**Objectifs**
**1.** D'après la critique, pourquoi le spectateur a-t-il du mal à trouver sa place dans la suite du spectacle ?
**2.** Transformez en liste JSON de chaînes les lignes des enregistrements allant du début jusqu'à la ligne contenant « third-party-option[interactable]: 50万 [447,455,520,490] », incluse. Mettez une chaîne par ligne et omettez les lignes vides.

« Reality », de et mis en scène par Daria Deflorian et Antonio Tagliarini

Article de Jeanne de Bascher
Une heure dans la vie d’une femme

Après « Ce ne andiamo per non altre preoccupazioni », le duo d’acteurs Daria Deflorian et Antonio Tagliarini continuent leur exploration du monde contemporain. A partir du documentaire de Marius Szczygiel, ils mettent en scène et interrogent la notion de réalité dans une pièce éponyme, « Reality ».

reality_2_elisabeth_carrechio© Elisabeth Carrechio

Daria Deflorian et Antonio Tagliarini se replongent dans les 748 carnets de Janina Turek, écrits entre 1950 et 2000. 50 ans de minutieuses notes précisant le nombre de coups de téléphone passés, de déjeuners entamés, d’émissions télévisées regardées etc…éffrayants dossiers comptables, gardés secrètement à l’abri de tous et découverts par sa fille, stupéfaite, à la mort de sa mère. Qui est Janina Turek ? Une femme au foyer polonaise, totalement inconnue et banale. Pour reprendre le terme sociologique, c’est un individu, ce n’est personne et tout le monde à la fois. Daria Deflorian et Antonio Tagliarini, intrigués par la démarche anthropologique de ces écrits, s’intéressent à ce que l’on ne sait pas de cette héroïne ordinaire. Ils piochent dans les carnets et rejouent des scènes quotidiennes telles qu’ils se les imaginent. De ces fragments de vie ils donnent leur vision de la réalité.
Est-ce un reality show ? La question n’est jamais posée mais plane au-dessus du spectacle. Les dialogues, généralement des questions, invitent le spectateur à s’interroger. Qu’est-ce que la réalité ? Comment la représenter au théâtre ? Où s’arrête la curiosité et où commence le voyeurisme ? Que penser de nos sociétés contemporaines, avides de transformer les gens ordinaires en célébrités ? Dans « Reality », Janina Turek n’est pas célèbre mais célébrée, elle a son quart d’heure de gloire warholien.
La pièce débute par un drôle de jeu d’acteurs. Chacun essaye à son tour de mimer la crise cardiaque de Janina Turek, survenue en pleine rue. Par une habile mise en abîme, les acteurs s’entraînent à jouer et échouent à être crédibles, à avoir l’air réels. Beaucoup d’humour et de parodie dans une première partie engageante, qui s’essouffle malheureusement ensuite. Le spectateur a en effet du mal à trouver sa place devant un duo fermé qui s’interroge sur le passé d’une femme anonyme. Que dire de cette desperate housewife étudiée sous toutes les coutures ?

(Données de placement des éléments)
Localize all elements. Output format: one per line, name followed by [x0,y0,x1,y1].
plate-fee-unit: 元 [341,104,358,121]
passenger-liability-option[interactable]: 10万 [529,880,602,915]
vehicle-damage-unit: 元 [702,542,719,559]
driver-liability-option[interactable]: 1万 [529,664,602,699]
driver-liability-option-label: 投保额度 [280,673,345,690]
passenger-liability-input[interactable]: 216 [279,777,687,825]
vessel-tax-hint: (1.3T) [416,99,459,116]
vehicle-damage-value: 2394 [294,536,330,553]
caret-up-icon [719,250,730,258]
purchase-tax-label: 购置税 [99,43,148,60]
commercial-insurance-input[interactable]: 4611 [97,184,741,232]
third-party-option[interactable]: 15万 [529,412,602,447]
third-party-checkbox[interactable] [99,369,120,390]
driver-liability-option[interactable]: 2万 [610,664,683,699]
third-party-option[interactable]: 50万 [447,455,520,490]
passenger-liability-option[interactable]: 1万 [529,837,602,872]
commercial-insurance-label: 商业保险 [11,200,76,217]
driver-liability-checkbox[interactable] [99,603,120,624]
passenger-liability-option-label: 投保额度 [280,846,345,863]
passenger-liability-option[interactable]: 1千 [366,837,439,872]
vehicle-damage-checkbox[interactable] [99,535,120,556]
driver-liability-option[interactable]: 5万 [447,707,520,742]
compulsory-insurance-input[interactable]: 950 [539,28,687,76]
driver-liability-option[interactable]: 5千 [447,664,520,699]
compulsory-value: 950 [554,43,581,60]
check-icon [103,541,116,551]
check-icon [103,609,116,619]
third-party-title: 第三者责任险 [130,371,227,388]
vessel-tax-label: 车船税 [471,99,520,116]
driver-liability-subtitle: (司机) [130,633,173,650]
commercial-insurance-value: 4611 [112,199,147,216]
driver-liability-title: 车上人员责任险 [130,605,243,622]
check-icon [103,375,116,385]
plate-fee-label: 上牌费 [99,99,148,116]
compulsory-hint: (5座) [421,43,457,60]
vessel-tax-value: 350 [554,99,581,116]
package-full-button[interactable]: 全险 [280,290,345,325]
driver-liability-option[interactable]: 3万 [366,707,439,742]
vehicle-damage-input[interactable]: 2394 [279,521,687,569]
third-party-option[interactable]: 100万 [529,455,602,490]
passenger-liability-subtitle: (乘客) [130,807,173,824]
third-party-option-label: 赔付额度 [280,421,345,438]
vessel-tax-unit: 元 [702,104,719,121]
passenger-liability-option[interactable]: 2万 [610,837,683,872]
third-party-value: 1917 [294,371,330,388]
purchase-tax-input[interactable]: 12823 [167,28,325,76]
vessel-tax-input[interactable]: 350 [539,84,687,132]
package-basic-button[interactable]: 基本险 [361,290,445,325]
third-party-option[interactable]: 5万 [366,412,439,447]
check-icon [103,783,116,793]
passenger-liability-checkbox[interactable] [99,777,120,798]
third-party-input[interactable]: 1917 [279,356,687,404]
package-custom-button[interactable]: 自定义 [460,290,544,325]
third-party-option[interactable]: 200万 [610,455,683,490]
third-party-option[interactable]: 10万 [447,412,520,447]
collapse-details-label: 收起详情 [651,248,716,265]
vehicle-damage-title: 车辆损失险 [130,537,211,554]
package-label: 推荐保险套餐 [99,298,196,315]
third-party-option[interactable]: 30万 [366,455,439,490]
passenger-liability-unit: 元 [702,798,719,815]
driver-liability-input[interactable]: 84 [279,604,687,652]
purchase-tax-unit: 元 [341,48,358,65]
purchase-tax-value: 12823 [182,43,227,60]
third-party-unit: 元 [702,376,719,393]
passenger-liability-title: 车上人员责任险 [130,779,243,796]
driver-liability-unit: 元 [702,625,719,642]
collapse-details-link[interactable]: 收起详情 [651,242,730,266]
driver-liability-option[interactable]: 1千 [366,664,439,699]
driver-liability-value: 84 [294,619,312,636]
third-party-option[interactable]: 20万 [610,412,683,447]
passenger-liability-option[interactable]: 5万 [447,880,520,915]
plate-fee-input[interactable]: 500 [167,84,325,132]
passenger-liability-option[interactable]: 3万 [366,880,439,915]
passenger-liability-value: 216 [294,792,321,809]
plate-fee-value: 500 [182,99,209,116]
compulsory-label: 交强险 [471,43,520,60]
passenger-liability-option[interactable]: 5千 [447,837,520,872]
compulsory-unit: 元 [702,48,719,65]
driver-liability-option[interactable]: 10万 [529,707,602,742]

**Résultats**
**1.** Le spectateur a du mal à trouver sa place parce qu'il se trouve devant un duo fermé qui s'interroge sur le passé d'une femme anonyme.

**2.**
[
  "Localize all elements. Output format: one per line, name followed by [x0,y0,x1,y1].",
  "plate-fee-unit: 元 [341,104,358,121]",
  "passenger-liability-option[interactable]: 10万 [529,880,602,915]",
  "vehicle-damage-unit: 元 [702,542,719,559]",
  "driver-liability-option[interactable]: 1万 [529,664,602,699]",
  "driver-liability-option-label: 投保额度 [280,673,345,690]",
  "passenger-liability-input[interactable]: 216 [279,777,687,825]",
  "vessel-tax-hint: (1.3T) [416,99,459,116]",
  "vehicle-damage-value: 2394 [294,536,330,553]",
  "caret-up-icon [719,250,730,258]",
  "purchase-tax-label: 购置税 [99,43,148,60]",
  "commercial-insurance-input[interactable]: 4611 [97,184,741,232]",
  "third-party-option[interactable]: 15万 [529,412,602,447]",
  "third-party-checkbox[interactable] [99,369,120,390]",
  "driver-liability-option[interactable]: 2万 [610,664,683,699]",
  "third-party-option[interactable]: 50万 [447,455,520,490]"
]